▸ **Excerpts from a layout annotation set**
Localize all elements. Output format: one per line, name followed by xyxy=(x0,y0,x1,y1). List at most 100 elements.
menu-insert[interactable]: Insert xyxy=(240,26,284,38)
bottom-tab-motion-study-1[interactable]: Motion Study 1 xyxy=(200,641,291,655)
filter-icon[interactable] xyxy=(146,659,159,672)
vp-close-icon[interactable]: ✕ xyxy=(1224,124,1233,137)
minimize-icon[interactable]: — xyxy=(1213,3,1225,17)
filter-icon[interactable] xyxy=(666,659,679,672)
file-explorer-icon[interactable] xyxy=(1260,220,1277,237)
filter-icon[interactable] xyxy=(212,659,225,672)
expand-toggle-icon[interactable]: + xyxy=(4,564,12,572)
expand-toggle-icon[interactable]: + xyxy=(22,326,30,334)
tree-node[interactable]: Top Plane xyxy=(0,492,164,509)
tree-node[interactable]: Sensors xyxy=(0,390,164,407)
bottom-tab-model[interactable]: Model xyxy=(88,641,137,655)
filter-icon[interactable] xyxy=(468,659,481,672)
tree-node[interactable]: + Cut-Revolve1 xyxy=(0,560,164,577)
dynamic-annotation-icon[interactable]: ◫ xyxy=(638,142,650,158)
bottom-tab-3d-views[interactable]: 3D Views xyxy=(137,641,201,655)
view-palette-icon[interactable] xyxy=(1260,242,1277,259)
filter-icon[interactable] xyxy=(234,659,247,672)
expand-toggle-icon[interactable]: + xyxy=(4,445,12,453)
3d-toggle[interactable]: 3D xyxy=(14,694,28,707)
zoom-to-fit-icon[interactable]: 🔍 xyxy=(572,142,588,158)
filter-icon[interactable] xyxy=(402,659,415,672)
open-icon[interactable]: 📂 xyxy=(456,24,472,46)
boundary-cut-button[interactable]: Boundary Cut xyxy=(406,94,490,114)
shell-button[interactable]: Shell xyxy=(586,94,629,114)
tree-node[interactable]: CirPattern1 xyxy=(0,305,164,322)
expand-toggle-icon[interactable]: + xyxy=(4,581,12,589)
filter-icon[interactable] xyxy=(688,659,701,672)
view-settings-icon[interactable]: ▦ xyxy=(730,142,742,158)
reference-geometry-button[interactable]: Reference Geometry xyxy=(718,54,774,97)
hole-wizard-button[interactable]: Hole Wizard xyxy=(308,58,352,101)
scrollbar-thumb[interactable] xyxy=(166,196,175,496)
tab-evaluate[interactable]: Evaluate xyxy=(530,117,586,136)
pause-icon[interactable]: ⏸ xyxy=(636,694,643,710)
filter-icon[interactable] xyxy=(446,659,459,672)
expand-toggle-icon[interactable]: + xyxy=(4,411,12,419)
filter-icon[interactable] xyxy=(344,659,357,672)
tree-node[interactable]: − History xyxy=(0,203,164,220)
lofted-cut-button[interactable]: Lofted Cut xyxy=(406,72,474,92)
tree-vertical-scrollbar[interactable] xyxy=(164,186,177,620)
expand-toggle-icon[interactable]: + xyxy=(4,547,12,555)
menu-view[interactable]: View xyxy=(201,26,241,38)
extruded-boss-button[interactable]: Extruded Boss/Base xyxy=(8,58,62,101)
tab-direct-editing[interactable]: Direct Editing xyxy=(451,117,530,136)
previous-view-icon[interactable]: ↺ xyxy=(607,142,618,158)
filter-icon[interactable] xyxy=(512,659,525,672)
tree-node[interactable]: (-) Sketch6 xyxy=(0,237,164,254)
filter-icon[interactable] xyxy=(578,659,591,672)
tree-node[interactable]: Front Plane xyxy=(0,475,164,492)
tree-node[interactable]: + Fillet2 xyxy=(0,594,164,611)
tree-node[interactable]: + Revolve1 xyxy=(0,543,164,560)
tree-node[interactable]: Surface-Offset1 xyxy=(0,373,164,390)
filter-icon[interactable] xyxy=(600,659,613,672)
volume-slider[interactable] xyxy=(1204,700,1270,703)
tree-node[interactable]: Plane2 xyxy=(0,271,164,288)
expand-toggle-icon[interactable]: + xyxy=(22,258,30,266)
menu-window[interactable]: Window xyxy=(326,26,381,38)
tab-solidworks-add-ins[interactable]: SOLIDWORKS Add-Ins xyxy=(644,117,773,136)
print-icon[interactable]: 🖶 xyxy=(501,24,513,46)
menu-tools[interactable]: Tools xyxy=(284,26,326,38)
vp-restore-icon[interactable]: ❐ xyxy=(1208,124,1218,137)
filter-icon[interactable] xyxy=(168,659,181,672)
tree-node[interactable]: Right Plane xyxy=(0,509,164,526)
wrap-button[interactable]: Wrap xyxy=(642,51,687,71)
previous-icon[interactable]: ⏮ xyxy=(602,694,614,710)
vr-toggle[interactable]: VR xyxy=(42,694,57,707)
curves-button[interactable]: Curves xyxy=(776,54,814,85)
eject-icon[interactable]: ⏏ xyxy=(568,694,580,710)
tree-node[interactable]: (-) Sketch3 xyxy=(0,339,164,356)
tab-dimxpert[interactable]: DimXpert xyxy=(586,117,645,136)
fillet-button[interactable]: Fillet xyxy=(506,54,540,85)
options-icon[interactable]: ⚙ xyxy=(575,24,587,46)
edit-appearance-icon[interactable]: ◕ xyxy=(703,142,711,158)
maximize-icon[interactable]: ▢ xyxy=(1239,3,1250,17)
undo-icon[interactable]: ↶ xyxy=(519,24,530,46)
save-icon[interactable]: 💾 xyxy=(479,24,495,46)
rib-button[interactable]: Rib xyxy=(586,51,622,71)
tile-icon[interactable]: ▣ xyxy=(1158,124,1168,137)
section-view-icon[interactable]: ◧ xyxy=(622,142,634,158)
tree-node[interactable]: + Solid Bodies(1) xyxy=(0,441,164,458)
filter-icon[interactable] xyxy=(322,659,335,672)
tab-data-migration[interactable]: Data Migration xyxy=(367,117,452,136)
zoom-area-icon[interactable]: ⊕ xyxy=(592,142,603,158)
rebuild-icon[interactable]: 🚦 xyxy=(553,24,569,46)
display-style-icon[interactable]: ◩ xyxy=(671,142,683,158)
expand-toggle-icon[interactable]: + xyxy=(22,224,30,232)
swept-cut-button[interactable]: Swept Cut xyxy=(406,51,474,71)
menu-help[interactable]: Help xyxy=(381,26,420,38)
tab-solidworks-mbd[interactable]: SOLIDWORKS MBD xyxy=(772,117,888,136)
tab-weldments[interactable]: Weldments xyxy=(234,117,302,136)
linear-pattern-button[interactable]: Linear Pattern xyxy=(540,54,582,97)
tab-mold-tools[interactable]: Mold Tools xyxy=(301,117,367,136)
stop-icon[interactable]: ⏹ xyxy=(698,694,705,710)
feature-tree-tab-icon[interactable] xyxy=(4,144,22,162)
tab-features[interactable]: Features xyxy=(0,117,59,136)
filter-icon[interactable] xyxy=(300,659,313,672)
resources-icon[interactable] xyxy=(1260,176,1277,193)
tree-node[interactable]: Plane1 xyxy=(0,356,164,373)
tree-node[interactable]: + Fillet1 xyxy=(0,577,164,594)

▸ **EXERCISE INSTRUCTIONS**
Render every line of the records as a Markdown table with the columns "Row" and "Record line", numbering the rows in order and omitting blank lines.

▸ **SOLUTION TO THIS TASK**
| Row | Record line |
|---|---|
| 1 | Localize all elements. Output format: one per line, name followed by xyxy=(x0,y0,x1,y1). List at most 100 elements. |
| 2 | menu-insert[interactable]: Insert xyxy=(240,26,284,38) |
| 3 | bottom-tab-motion-study-1[interactable]: Motion Study 1 xyxy=(200,641,291,655) |
| 4 | filter-icon[interactable] xyxy=(146,659,159,672) |
| 5 | vp-close-icon[interactable]: ✕ xyxy=(1224,124,1233,137) |
| 6 | minimize-icon[interactable]: — xyxy=(1213,3,1225,17) |
| 7 | filter-icon[interactable] xyxy=(666,659,679,672) |
| 8 | file-explorer-icon[interactable] xyxy=(1260,220,1277,237) |
| 9 | filter-icon[interactable] xyxy=(212,659,225,672) |
| 10 | expand-toggle-icon[interactable]: + xyxy=(4,564,12,572) |
| 11 | expand-toggle-icon[interactable]: + xyxy=(22,326,30,334) |
| 12 | tree-node[interactable]: Top Plane xyxy=(0,492,164,509) |
| 13 | tree-node[interactable]: Sensors xyxy=(0,390,164,407) |
| 14 | bottom-tab-model[interactable]: Model xyxy=(88,641,137,655) |
| 15 | filter-icon[interactable] xyxy=(468,659,481,672) |
| 16 | tree-node[interactable]: + Cut-Revolve1 xyxy=(0,560,164,577) |
| 17 | dynamic-annotation-icon[interactable]: ◫ xyxy=(638,142,650,158) |
| 18 | bottom-tab-3d-views[interactable]: 3D Views xyxy=(137,641,201,655) |
| 19 | view-palette-icon[interactable] xyxy=(1260,242,1277,259) |
| 20 | filter-icon[interactable] xyxy=(234,659,247,672) |
| 21 | expand-toggle-icon[interactable]: + xyxy=(4,445,12,453) |
| 22 | 3d-toggle[interactable]: 3D xyxy=(14,694,28,707) |
| 23 | zoom-to-fit-icon[interactable]: 🔍 xyxy=(572,142,588,158) |
| 24 | filter-icon[interactable] xyxy=(402,659,415,672) |
| 25 | open-icon[interactable]: 📂 xyxy=(456,24,472,46) |
| 26 | boundary-cut-button[interactable]: Boundary Cut xyxy=(406,94,490,114) |
| 27 | shell-button[interactable]: Shell xyxy=(586,94,629,114) |
| 28 | tree-node[interactable]: CirPattern1 xyxy=(0,305,164,322) |
| 29 | expand-toggle-icon[interactable]: + xyxy=(4,581,12,589) |
| 30 | filter-icon[interactable] xyxy=(688,659,701,672) |
| 31 | view-settings-icon[interactable]: ▦ xyxy=(730,142,742,158) |
| 32 | reference-geometry-button[interactable]: Reference Geometry xyxy=(718,54,774,97) |
| 33 | hole-wizard-button[interactable]: Hole Wizard xyxy=(308,58,352,101) |
| 34 | scrollbar-thumb[interactable] xyxy=(166,196,175,496) |
| 35 | tab-evaluate[interactable]: Evaluate xyxy=(530,117,586,136) |
| 36 | pause-icon[interactable]: ⏸ xyxy=(636,694,643,710) |
| 37 | filter-icon[interactable] xyxy=(446,659,459,672) |
| 38 | expand-toggle-icon[interactable]: + xyxy=(4,411,12,419) |
| 39 | filter-icon[interactable] xyxy=(344,659,357,672) |
| 40 | tree-node[interactable]: − History xyxy=(0,203,164,220) |
| 41 | lofted-cut-button[interactable]: Lofted Cut xyxy=(406,72,474,92) |
| 42 | tree-vertical-scrollbar[interactable] xyxy=(164,186,177,620) |
| 43 | expand-toggle-icon[interactable]: + xyxy=(4,547,12,555) |
| 44 | menu-view[interactable]: View xyxy=(201,26,241,38) |
| 45 | extruded-boss-button[interactable]: Extruded Boss/Base xyxy=(8,58,62,101) |
| 46 | tab-direct-editing[interactable]: Direct Editing xyxy=(451,117,530,136) |
| 47 | previous-view-icon[interactable]: ↺ xyxy=(607,142,618,158) |
| 48 | filter-icon[interactable] xyxy=(512,659,525,672) |
| 49 | tree-node[interactable]: (-) Sketch6 xyxy=(0,237,164,254) |
| 50 | filter-icon[interactable] xyxy=(578,659,591,672) |
| 51 | tree-node[interactable]: Front Plane xyxy=(0,475,164,492) |
| 52 | tree-node[interactable]: + Fillet2 xyxy=(0,594,164,611) |
| 53 | tree-node[interactable]: + Revolve1 xyxy=(0,543,164,560) |
| 54 | tree-node[interactable]: Surface-Offset1 xyxy=(0,373,164,390) |
| 55 | filter-icon[interactable] xyxy=(600,659,613,672) |
| 56 | volume-slider[interactable] xyxy=(1204,700,1270,703) |
| 57 | tree-node[interactable]: Plane2 xyxy=(0,271,164,288) |
| 58 | expand-toggle-icon[interactable]: + xyxy=(22,258,30,266) |
| 59 | menu-window[interactable]: Window xyxy=(326,26,381,38) |
| 60 | tab-solidworks-add-ins[interactable]: SOLIDWORKS Add-Ins xyxy=(644,117,773,136) |
| 61 | print-icon[interactable]: 🖶 xyxy=(501,24,513,46) |
| 62 | menu-tools[interactable]: Tools xyxy=(284,26,326,38) |
| 63 | vp-restore-icon[interactable]: ❐ xyxy=(1208,124,1218,137) |
| 64 | filter-icon[interactable] xyxy=(168,659,181,672) |
| 65 | tree-node[interactable]: Right Plane xyxy=(0,509,164,526) |
| 66 | wrap-button[interactable]: Wrap xyxy=(642,51,687,71) |
| 67 | previous-icon[interactable]: ⏮ xyxy=(602,694,614,710) |
| 68 | vr-toggle[interactable]: VR xyxy=(42,694,57,707) |
| 69 | curves-button[interactable]: Curves xyxy=(776,54,814,85) |
| 70 | eject-icon[interactable]: ⏏ xyxy=(568,694,580,710) |
| 71 | tree-node[interactable]: (-) Sketch3 xyxy=(0,339,164,356) |
| 72 | tab-dimxpert[interactable]: DimXpert xyxy=(586,117,645,136) |
| 73 | fillet-button[interactable]: Fillet xyxy=(506,54,540,85) |
| 74 | options-icon[interactable]: ⚙ xyxy=(575,24,587,46) |
| 75 | edit-appearance-icon[interactable]: ◕ xyxy=(703,142,711,158) |
| 76 | maximize-icon[interactable]: ▢ xyxy=(1239,3,1250,17) |
| 77 | undo-icon[interactable]: ↶ xyxy=(519,24,530,46) |
| 78 | save-icon[interactable]: 💾 xyxy=(479,24,495,46) |
| 79 | rib-button[interactable]: Rib xyxy=(586,51,622,71) |
| 80 | tile-icon[interactable]: ▣ xyxy=(1158,124,1168,137) |
| 81 | section-view-icon[interactable]: ◧ xyxy=(622,142,634,158) |
| 82 | tree-node[interactable]: + Solid Bodies(1) xyxy=(0,441,164,458) |
| 83 | filter-icon[interactable] xyxy=(322,659,335,672) |
| 84 | tab-data-migration[interactable]: Data Migration xyxy=(367,117,452,136) |
| 85 | zoom-area-icon[interactable]: ⊕ xyxy=(592,142,603,158) |
| 86 | rebuild-icon[interactable]: 🚦 xyxy=(553,24,569,46) |
| 87 | display-style-icon[interactable]: ◩ xyxy=(671,142,683,158) |
| 88 | expand-toggle-icon[interactable]: + xyxy=(22,224,30,232) |
| 89 | swept-cut-button[interactable]: Swept Cut xyxy=(406,51,474,71) |
| 90 | menu-help[interactable]: Help xyxy=(381,26,420,38) |
| 91 | tab-solidworks-mbd[interactable]: SOLIDWORKS MBD xyxy=(772,117,888,136) |
| 92 | tab-weldments[interactable]: Weldments xyxy=(234,117,302,136) |
| 93 | linear-pattern-button[interactable]: Linear Pattern xyxy=(540,54,582,97) |
| 94 | tab-mold-tools[interactable]: Mold Tools xyxy=(301,117,367,136) |
| 95 | stop-icon[interactable]: ⏹ xyxy=(698,694,705,710) |
| 96 | feature-tree-tab-icon[interactable] xyxy=(4,144,22,162) |
| 97 | tab-features[interactable]: Features xyxy=(0,117,59,136) |
| 98 | filter-icon[interactable] xyxy=(300,659,313,672) |
| 99 | resources-icon[interactable] xyxy=(1260,176,1277,193) |
| 100 | tree-node[interactable]: Plane1 xyxy=(0,356,164,373) |
| 101 | tree-node[interactable]: + Fillet1 xyxy=(0,577,164,594) |